BEGIN Entries

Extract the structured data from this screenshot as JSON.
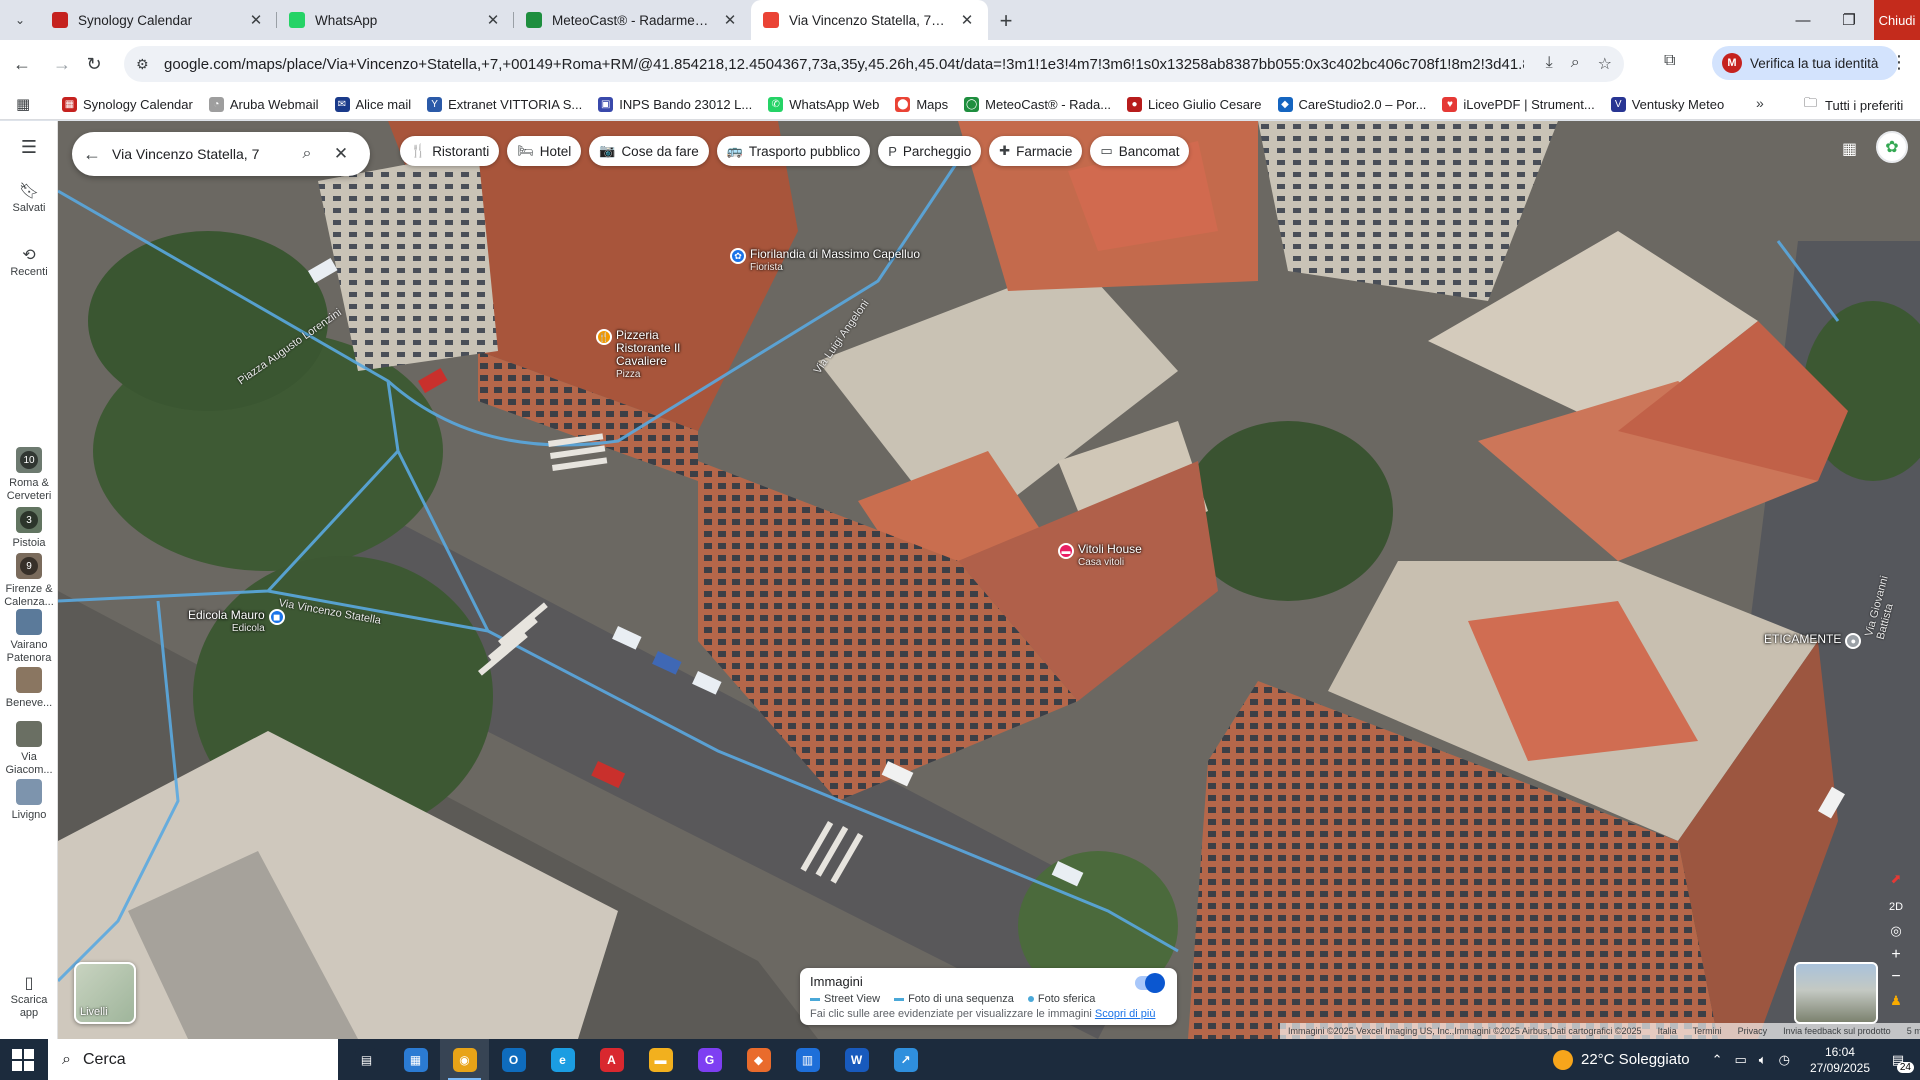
{
  "tabs": [
    {
      "title": "Synology Calendar",
      "icon": "calendar-icon",
      "color": "#c5221f"
    },
    {
      "title": "WhatsApp",
      "icon": "whatsapp-icon",
      "color": "#25d366"
    },
    {
      "title": "MeteoCast® - Radarmeteo",
      "icon": "meteocast-icon",
      "color": "#1e8e3e"
    },
    {
      "title": "Via Vincenzo Statella, 7 - Googl",
      "icon": "maps-pin-icon",
      "color": "#ea4335",
      "active": true
    }
  ],
  "window": {
    "close_label": "Chiudi"
  },
  "address_bar": {
    "url": "google.com/maps/place/Via+Vincenzo+Statella,+7,+00149+Roma+RM/@41.854218,12.4504367,73a,35y,45.26h,45.04t/data=!3m1!1e3!4m7!3m6!1s0x13258ab8387bb055:0x3c402bc406c708f1!8m2!3d41.8545248!4d12.4509...",
    "profile_label": "Verifica la tua identità",
    "profile_initial": "M"
  },
  "bookmarks": [
    {
      "label": "Synology Calendar",
      "color": "#c5221f",
      "glyph": "▦"
    },
    {
      "label": "Aruba Webmail",
      "color": "#9e9e9e",
      "glyph": "◔"
    },
    {
      "label": "Alice mail",
      "color": "#1a3a8a",
      "glyph": "✉"
    },
    {
      "label": "Extranet VITTORIA S...",
      "color": "#2b5aa8",
      "glyph": "Y"
    },
    {
      "label": "INPS Bando 23012 L...",
      "color": "#3949ab",
      "glyph": "▣"
    },
    {
      "label": "WhatsApp Web",
      "color": "#25d366",
      "glyph": "✆"
    },
    {
      "label": "Maps",
      "color": "#ea4335",
      "glyph": "⬤"
    },
    {
      "label": "MeteoCast® - Rada...",
      "color": "#1e8e3e",
      "glyph": "◯"
    },
    {
      "label": "Liceo Giulio Cesare",
      "color": "#b71c1c",
      "glyph": "●"
    },
    {
      "label": "CareStudio2.0 – Por...",
      "color": "#1565c0",
      "glyph": "◆"
    },
    {
      "label": "iLovePDF | Strument...",
      "color": "#e53935",
      "glyph": "♥"
    },
    {
      "label": "Ventusky Meteo",
      "color": "#283593",
      "glyph": "V"
    }
  ],
  "bookmarks_all": "Tutti i preferiti",
  "rail": {
    "saved": "Salvati",
    "recent": "Recenti",
    "history": [
      {
        "label": "Roma & Cerveteri",
        "badge": "10",
        "color": "#6d7a70"
      },
      {
        "label": "Pistoia",
        "badge": "3",
        "color": "#627561"
      },
      {
        "label": "Firenze & Calenza...",
        "badge": "9",
        "color": "#7a6b5c"
      },
      {
        "label": "Vairano Patenora",
        "badge": "",
        "color": "#5b7a9a"
      },
      {
        "label": "Benevе...",
        "badge": "",
        "color": "#8a7661"
      },
      {
        "label": "Via Giacom...",
        "badge": "",
        "color": "#6a6f63"
      },
      {
        "label": "Livigno",
        "badge": "",
        "color": "#7d94ad"
      }
    ],
    "download": "Scarica app"
  },
  "search": {
    "value": "Via Vincenzo Statella, 7"
  },
  "chips": [
    {
      "label": "Ristoranti",
      "icon": "restaurant-icon",
      "glyph": "🍴"
    },
    {
      "label": "Hotel",
      "icon": "hotel-icon",
      "glyph": "🛏"
    },
    {
      "label": "Cose da fare",
      "icon": "camera-icon",
      "glyph": "📷"
    },
    {
      "label": "Trasporto pubblico",
      "icon": "bus-icon",
      "glyph": "🚌"
    },
    {
      "label": "Parcheggio",
      "icon": "parking-icon",
      "glyph": "P"
    },
    {
      "label": "Farmacie",
      "icon": "pharmacy-icon",
      "glyph": "✚"
    },
    {
      "label": "Bancomat",
      "icon": "atm-icon",
      "glyph": "▭"
    }
  ],
  "pins": [
    {
      "label": "Fiorilandia di Massimo Capelluo",
      "sub": "Fiorista",
      "color": "#1a73e8"
    },
    {
      "label": "Pizzeria Ristorante Il Cavaliere",
      "sub": "Pizza",
      "color": "#f29900"
    },
    {
      "label": "Vitoli House",
      "sub": "Casa vitoli",
      "color": "#e91e63"
    },
    {
      "label": "Edicola Mauro",
      "sub": "Edicola",
      "color": "#1a73e8"
    },
    {
      "label": "ETICAMENTE",
      "sub": "",
      "color": "#9aa0a6"
    }
  ],
  "street_labels": [
    "Piazza Augusto Lorenzini",
    "Via Vincenzo Statella",
    "Via Luigi Angeloni",
    "Via Giovanni Battista"
  ],
  "layers_label": "Livelli",
  "imagery": {
    "title": "Immagini",
    "street_view": "Street View",
    "sequence": "Foto di una sequenza",
    "spherical": "Foto sferica",
    "hint": "Fai clic sulle aree evidenziate per visualizzare le immagini",
    "learn_more": "Scopri di più"
  },
  "controls": {
    "view_2d": "2D"
  },
  "footer": {
    "credits": "Immagini ©2025 Vexcel Imaging US, Inc.,Immagini ©2025 Airbus,Dati cartografici ©2025",
    "country": "Italia",
    "terms": "Termini",
    "privacy": "Privacy",
    "feedback": "Invia feedback sul prodotto",
    "scale": "5 m"
  },
  "taskbar": {
    "search_placeholder": "Cerca",
    "apps": [
      {
        "name": "task-view-icon",
        "glyph": "▤",
        "color": "#1c2b3d"
      },
      {
        "name": "store-icon",
        "glyph": "▦",
        "color": "#2b7bd3"
      },
      {
        "name": "chrome-icon",
        "glyph": "◉",
        "color": "#e8a317",
        "active": true
      },
      {
        "name": "outlook-icon",
        "glyph": "O",
        "color": "#0f6cbd"
      },
      {
        "name": "edge-icon",
        "glyph": "e",
        "color": "#1b9de2"
      },
      {
        "name": "acrobat-icon",
        "glyph": "A",
        "color": "#d9282f"
      },
      {
        "name": "file-explorer-icon",
        "glyph": "▬",
        "color": "#f2b01e"
      },
      {
        "name": "app-purple-icon",
        "glyph": "G",
        "color": "#7e3ff2"
      },
      {
        "name": "app-drop-icon",
        "glyph": "◆",
        "color": "#e96b2c"
      },
      {
        "name": "document-icon",
        "glyph": "▥",
        "color": "#1e6fd9"
      },
      {
        "name": "word-icon",
        "glyph": "W",
        "color": "#185abd"
      },
      {
        "name": "app-chart-icon",
        "glyph": "↗",
        "color": "#2f8fdd"
      }
    ],
    "weather": "22°C  Soleggiato",
    "time": "16:04",
    "date": "27/09/2025",
    "notifications": "24"
  }
}
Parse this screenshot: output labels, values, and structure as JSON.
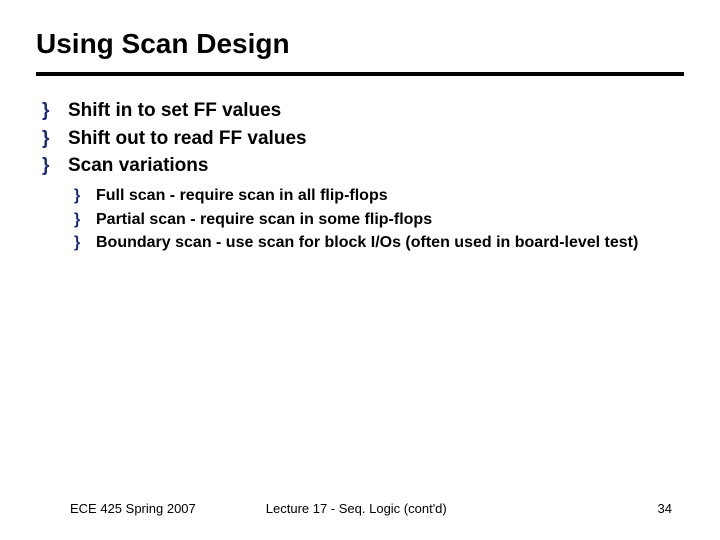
{
  "title": "Using Scan Design",
  "bullets": [
    {
      "text": "Shift in to set FF values"
    },
    {
      "text": "Shift out to read FF values"
    },
    {
      "text": "Scan variations"
    }
  ],
  "sub_bullets": [
    {
      "text": "Full scan - require scan in all flip-flops"
    },
    {
      "text": "Partial scan - require scan in some flip-flops"
    },
    {
      "text": "Boundary scan - use scan for block I/Os (often used in board-level test)"
    }
  ],
  "footer": {
    "left": "ECE 425 Spring 2007",
    "center": "Lecture 17 - Seq. Logic (cont'd)",
    "right": "34"
  }
}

END Entries

*Work instructions*. Search the lines above for the string "data", then show every one that has it.

*Completed task*.
Extract the structured data from this screenshot as JSON.
    "url": "google.com/maps/place/Via+Vincenzo+Statella,+7,+00149+Roma+RM/@41.854218,12.4504367,73a,35y,45.26h,45.04t/data=!3m1!1e3!4m7!3m6!1s0x13258ab8387bb055:0x3c402bc406c708f1!8m2!3d41.8545248!4d12.4509...",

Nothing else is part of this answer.